** begin **

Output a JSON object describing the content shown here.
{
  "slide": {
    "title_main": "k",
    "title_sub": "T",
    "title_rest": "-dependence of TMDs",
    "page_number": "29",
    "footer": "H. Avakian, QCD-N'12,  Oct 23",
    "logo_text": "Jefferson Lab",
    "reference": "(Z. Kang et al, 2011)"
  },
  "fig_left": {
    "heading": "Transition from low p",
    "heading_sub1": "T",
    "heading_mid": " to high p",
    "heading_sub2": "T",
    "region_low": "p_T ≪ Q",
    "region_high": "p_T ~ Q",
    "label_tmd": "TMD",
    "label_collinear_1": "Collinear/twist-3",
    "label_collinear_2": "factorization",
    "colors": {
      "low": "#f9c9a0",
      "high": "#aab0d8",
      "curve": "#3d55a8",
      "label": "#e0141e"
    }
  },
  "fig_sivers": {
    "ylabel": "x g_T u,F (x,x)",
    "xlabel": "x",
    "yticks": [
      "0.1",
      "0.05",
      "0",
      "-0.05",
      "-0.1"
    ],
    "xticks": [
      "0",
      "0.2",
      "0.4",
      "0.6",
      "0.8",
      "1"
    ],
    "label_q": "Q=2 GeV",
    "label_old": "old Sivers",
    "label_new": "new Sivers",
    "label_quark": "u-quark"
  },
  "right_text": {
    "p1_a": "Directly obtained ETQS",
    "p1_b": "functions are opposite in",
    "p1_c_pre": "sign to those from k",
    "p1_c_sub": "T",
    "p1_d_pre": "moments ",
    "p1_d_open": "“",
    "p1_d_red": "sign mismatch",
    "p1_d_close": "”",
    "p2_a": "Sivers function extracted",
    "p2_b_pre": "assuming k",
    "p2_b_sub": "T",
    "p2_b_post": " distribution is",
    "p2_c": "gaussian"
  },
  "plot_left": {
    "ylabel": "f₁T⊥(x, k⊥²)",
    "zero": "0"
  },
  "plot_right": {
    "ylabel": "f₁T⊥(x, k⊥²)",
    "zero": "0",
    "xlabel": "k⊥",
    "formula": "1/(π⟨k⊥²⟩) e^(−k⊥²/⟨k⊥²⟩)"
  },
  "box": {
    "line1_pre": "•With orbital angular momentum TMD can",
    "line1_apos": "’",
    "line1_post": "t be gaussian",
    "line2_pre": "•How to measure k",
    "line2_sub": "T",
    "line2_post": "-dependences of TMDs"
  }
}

** end **
** begin **

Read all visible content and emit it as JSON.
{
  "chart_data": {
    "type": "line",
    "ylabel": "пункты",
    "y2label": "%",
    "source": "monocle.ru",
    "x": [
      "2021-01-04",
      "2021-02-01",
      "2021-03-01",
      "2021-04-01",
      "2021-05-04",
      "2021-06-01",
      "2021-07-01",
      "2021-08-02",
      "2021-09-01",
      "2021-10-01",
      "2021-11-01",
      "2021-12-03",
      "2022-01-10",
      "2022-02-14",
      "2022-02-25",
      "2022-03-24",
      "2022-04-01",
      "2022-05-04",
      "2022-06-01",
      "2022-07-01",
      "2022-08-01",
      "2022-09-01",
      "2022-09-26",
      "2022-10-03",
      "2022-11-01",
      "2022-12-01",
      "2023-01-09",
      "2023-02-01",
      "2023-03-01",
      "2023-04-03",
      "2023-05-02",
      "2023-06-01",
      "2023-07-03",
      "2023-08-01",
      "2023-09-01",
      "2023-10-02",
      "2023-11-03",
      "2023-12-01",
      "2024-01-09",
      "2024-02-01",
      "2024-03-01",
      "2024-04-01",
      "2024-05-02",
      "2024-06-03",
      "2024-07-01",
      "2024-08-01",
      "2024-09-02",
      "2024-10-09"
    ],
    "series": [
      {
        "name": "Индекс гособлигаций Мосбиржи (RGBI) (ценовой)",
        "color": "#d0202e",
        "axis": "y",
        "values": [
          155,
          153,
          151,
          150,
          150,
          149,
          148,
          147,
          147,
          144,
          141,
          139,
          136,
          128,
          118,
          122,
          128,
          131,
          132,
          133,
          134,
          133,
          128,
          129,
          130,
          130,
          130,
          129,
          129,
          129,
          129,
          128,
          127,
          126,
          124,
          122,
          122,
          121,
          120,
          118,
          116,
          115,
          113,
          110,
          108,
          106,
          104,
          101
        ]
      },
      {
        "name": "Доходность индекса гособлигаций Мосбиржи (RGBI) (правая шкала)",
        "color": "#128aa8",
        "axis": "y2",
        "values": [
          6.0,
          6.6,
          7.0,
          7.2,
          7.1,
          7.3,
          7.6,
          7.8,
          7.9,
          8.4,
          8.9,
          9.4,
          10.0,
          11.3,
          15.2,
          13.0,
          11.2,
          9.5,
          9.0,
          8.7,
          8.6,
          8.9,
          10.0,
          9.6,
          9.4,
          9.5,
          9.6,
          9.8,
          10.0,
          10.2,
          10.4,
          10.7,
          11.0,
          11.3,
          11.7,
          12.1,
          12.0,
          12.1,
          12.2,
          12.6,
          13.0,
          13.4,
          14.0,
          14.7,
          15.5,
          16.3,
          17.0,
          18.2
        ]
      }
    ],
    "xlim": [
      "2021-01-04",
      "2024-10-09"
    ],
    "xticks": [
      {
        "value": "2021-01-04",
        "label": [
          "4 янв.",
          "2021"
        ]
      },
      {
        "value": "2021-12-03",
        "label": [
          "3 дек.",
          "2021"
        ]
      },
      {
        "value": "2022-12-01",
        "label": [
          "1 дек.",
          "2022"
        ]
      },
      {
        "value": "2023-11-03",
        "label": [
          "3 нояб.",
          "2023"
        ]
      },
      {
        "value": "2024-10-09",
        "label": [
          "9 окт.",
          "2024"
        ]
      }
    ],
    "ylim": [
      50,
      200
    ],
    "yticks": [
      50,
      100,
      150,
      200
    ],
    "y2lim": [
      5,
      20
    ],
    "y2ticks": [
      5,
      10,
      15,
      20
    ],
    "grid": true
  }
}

** end **

* _Your goal_
Pick out the lines above containing the word "from", then copy them.

* _Answer to the exercise_
    "heading": "Transition from low p",
    "p1_c_pre": "sign to those from k",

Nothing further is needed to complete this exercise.